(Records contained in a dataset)
────────

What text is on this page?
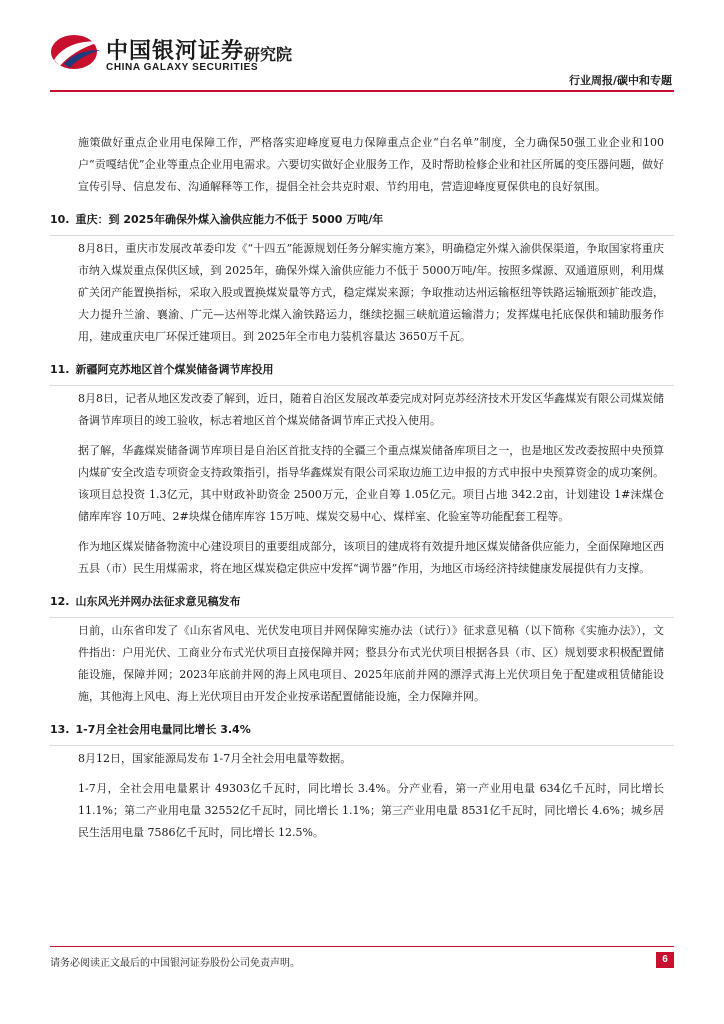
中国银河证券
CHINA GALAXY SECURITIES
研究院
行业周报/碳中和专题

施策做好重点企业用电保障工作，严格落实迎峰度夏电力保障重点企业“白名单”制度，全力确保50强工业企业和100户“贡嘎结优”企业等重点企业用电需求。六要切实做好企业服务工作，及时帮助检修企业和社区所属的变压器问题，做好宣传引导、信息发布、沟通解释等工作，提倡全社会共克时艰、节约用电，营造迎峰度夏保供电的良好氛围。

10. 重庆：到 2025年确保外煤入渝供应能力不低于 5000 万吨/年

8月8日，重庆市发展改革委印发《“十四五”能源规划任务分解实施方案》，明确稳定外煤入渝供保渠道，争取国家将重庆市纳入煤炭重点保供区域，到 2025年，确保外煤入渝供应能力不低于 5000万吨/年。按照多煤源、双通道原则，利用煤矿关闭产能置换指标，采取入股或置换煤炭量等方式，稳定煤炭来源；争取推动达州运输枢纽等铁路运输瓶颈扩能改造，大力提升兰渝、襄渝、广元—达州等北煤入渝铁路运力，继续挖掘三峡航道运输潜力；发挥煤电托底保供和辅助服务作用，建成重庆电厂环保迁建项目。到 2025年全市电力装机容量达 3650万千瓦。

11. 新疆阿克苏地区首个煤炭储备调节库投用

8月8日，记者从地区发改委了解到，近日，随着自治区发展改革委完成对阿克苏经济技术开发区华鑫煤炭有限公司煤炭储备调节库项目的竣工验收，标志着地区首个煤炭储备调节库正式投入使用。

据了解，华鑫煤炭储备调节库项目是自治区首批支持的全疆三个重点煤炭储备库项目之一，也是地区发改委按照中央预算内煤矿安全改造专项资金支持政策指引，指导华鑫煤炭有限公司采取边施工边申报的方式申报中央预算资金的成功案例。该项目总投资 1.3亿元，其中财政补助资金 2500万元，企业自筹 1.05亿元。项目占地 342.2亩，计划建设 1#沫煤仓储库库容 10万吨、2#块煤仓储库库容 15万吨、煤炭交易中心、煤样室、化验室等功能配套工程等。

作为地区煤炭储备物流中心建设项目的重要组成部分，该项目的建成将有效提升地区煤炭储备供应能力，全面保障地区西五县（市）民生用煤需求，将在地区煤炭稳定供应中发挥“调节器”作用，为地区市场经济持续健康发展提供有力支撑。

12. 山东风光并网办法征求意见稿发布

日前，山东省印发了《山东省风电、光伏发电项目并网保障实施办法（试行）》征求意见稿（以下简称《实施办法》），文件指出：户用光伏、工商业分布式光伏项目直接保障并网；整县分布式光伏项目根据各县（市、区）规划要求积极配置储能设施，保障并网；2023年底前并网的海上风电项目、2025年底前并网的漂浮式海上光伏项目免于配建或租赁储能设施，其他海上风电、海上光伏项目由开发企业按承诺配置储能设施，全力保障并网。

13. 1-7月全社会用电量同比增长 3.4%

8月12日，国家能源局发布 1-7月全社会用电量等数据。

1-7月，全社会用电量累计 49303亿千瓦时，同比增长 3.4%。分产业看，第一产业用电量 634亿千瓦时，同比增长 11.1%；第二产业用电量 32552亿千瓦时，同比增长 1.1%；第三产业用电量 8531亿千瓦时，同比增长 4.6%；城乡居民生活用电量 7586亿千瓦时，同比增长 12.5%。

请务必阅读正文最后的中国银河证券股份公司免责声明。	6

────────

What is being asked – Omit the pictures, and quote the material above exactly as given.

Answer in full –
What text is on this page?
中国银河证券
CHINA GALAXY SECURITIES
研究院
行业周报/碳中和专题

施策做好重点企业用电保障工作，严格落实迎峰度夏电力保障重点企业“白名单”制度，全力确保50强工业企业和100户“贡嘎结优”企业等重点企业用电需求。六要切实做好企业服务工作，及时帮助检修企业和社区所属的变压器问题，做好宣传引导、信息发布、沟通解释等工作，提倡全社会共克时艰、节约用电，营造迎峰度夏保供电的良好氛围。

10. 重庆：到 2025年确保外煤入渝供应能力不低于 5000 万吨/年

8月8日，重庆市发展改革委印发《“十四五”能源规划任务分解实施方案》，明确稳定外煤入渝供保渠道，争取国家将重庆市纳入煤炭重点保供区域，到 2025年，确保外煤入渝供应能力不低于 5000万吨/年。按照多煤源、双通道原则，利用煤矿关闭产能置换指标，采取入股或置换煤炭量等方式，稳定煤炭来源；争取推动达州运输枢纽等铁路运输瓶颈扩能改造，大力提升兰渝、襄渝、广元—达州等北煤入渝铁路运力，继续挖掘三峡航道运输潜力；发挥煤电托底保供和辅助服务作用，建成重庆电厂环保迁建项目。到 2025年全市电力装机容量达 3650万千瓦。

11. 新疆阿克苏地区首个煤炭储备调节库投用

8月8日，记者从地区发改委了解到，近日，随着自治区发展改革委完成对阿克苏经济技术开发区华鑫煤炭有限公司煤炭储备调节库项目的竣工验收，标志着地区首个煤炭储备调节库正式投入使用。

据了解，华鑫煤炭储备调节库项目是自治区首批支持的全疆三个重点煤炭储备库项目之一，也是地区发改委按照中央预算内煤矿安全改造专项资金支持政策指引，指导华鑫煤炭有限公司采取边施工边申报的方式申报中央预算资金的成功案例。该项目总投资 1.3亿元，其中财政补助资金 2500万元，企业自筹 1.05亿元。项目占地 342.2亩，计划建设 1#沫煤仓储库库容 10万吨、2#块煤仓储库库容 15万吨、煤炭交易中心、煤样室、化验室等功能配套工程等。

作为地区煤炭储备物流中心建设项目的重要组成部分，该项目的建成将有效提升地区煤炭储备供应能力，全面保障地区西五县（市）民生用煤需求，将在地区煤炭稳定供应中发挥“调节器”作用，为地区市场经济持续健康发展提供有力支撑。

12. 山东风光并网办法征求意见稿发布

日前，山东省印发了《山东省风电、光伏发电项目并网保障实施办法（试行）》征求意见稿（以下简称《实施办法》），文件指出：户用光伏、工商业分布式光伏项目直接保障并网；整县分布式光伏项目根据各县（市、区）规划要求积极配置储能设施，保障并网；2023年底前并网的海上风电项目、2025年底前并网的漂浮式海上光伏项目免于配建或租赁储能设施，其他海上风电、海上光伏项目由开发企业按承诺配置储能设施，全力保障并网。

13. 1-7月全社会用电量同比增长 3.4%

8月12日，国家能源局发布 1-7月全社会用电量等数据。

1-7月，全社会用电量累计 49303亿千瓦时，同比增长 3.4%。分产业看，第一产业用电量 634亿千瓦时，同比增长 11.1%；第二产业用电量 32552亿千瓦时，同比增长 1.1%；第三产业用电量 8531亿千瓦时，同比增长 4.6%；城乡居民生活用电量 7586亿千瓦时，同比增长 12.5%。

请务必阅读正文最后的中国银河证券股份公司免责声明。	6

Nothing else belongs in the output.